### Dataset extract ###
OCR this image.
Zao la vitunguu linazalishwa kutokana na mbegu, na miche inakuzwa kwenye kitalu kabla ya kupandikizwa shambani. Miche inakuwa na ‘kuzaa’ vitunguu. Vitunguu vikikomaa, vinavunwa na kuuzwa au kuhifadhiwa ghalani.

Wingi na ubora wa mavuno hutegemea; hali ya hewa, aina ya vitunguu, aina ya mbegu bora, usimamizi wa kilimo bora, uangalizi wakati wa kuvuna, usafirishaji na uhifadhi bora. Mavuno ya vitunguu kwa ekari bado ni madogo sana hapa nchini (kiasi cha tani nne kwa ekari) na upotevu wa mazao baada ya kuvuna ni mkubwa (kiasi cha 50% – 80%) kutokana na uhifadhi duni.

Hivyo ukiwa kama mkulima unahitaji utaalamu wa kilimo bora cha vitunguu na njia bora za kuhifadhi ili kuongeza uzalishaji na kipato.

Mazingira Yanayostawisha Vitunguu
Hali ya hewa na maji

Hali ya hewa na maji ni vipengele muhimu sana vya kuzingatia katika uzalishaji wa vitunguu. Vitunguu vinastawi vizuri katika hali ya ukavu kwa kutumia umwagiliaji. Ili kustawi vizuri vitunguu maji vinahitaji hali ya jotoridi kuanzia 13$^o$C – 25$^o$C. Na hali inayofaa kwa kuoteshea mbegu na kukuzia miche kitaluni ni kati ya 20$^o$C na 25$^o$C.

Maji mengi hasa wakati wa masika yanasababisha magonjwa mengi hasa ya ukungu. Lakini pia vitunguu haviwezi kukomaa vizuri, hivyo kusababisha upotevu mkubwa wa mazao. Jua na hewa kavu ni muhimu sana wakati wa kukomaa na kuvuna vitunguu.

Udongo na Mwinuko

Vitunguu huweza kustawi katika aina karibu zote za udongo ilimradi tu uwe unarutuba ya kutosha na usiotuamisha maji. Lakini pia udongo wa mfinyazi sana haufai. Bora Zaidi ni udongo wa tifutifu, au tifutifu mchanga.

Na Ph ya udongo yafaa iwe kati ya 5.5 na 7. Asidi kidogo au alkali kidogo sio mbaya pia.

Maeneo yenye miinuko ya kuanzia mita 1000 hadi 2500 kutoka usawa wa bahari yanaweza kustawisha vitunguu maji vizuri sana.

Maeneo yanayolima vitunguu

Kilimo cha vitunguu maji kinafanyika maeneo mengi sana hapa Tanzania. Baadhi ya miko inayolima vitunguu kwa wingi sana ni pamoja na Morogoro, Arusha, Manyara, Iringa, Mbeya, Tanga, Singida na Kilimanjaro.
###
» Problem statement
Please output the complete data exactly.

» Full solution
OCR this image.
Zao la vitunguu linazalishwa kutokana na mbegu, na miche inakuzwa kwenye kitalu kabla ya kupandikizwa shambani. Miche inakuwa na ‘kuzaa’ vitunguu. Vitunguu vikikomaa, vinavunwa na kuuzwa au kuhifadhiwa ghalani.

Wingi na ubora wa mavuno hutegemea; hali ya hewa, aina ya vitunguu, aina ya mbegu bora, usimamizi wa kilimo bora, uangalizi wakati wa kuvuna, usafirishaji na uhifadhi bora. Mavuno ya vitunguu kwa ekari bado ni madogo sana hapa nchini (kiasi cha tani nne kwa ekari) na upotevu wa mazao baada ya kuvuna ni mkubwa (kiasi cha 50% – 80%) kutokana na uhifadhi duni.

Hivyo ukiwa kama mkulima unahitaji utaalamu wa kilimo bora cha vitunguu na njia bora za kuhifadhi ili kuongeza uzalishaji na kipato.

Mazingira Yanayostawisha Vitunguu
Hali ya hewa na maji

Hali ya hewa na maji ni vipengele muhimu sana vya kuzingatia katika uzalishaji wa vitunguu. Vitunguu vinastawi vizuri katika hali ya ukavu kwa kutumia umwagiliaji. Ili kustawi vizuri vitunguu maji vinahitaji hali ya jotoridi kuanzia 13$^o$C – 25$^o$C. Na hali inayofaa kwa kuoteshea mbegu na kukuzia miche kitaluni ni kati ya 20$^o$C na 25$^o$C.

Maji mengi hasa wakati wa masika yanasababisha magonjwa mengi hasa ya ukungu. Lakini pia vitunguu haviwezi kukomaa vizuri, hivyo kusababisha upotevu mkubwa wa mazao. Jua na hewa kavu ni muhimu sana wakati wa kukomaa na kuvuna vitunguu.

Udongo na Mwinuko

Vitunguu huweza kustawi katika aina karibu zote za udongo ilimradi tu uwe unarutuba ya kutosha na usiotuamisha maji. Lakini pia udongo wa mfinyazi sana haufai. Bora Zaidi ni udongo wa tifutifu, au tifutifu mchanga.

Na Ph ya udongo yafaa iwe kati ya 5.5 na 7. Asidi kidogo au alkali kidogo sio mbaya pia.

Maeneo yenye miinuko ya kuanzia mita 1000 hadi 2500 kutoka usawa wa bahari yanaweza kustawisha vitunguu maji vizuri sana.

Maeneo yanayolima vitunguu

Kilimo cha vitunguu maji kinafanyika maeneo mengi sana hapa Tanzania. Baadhi ya miko inayolima vitunguu kwa wingi sana ni pamoja na Morogoro, Arusha, Manyara, Iringa, Mbeya, Tanga, Singida na Kilimanjaro.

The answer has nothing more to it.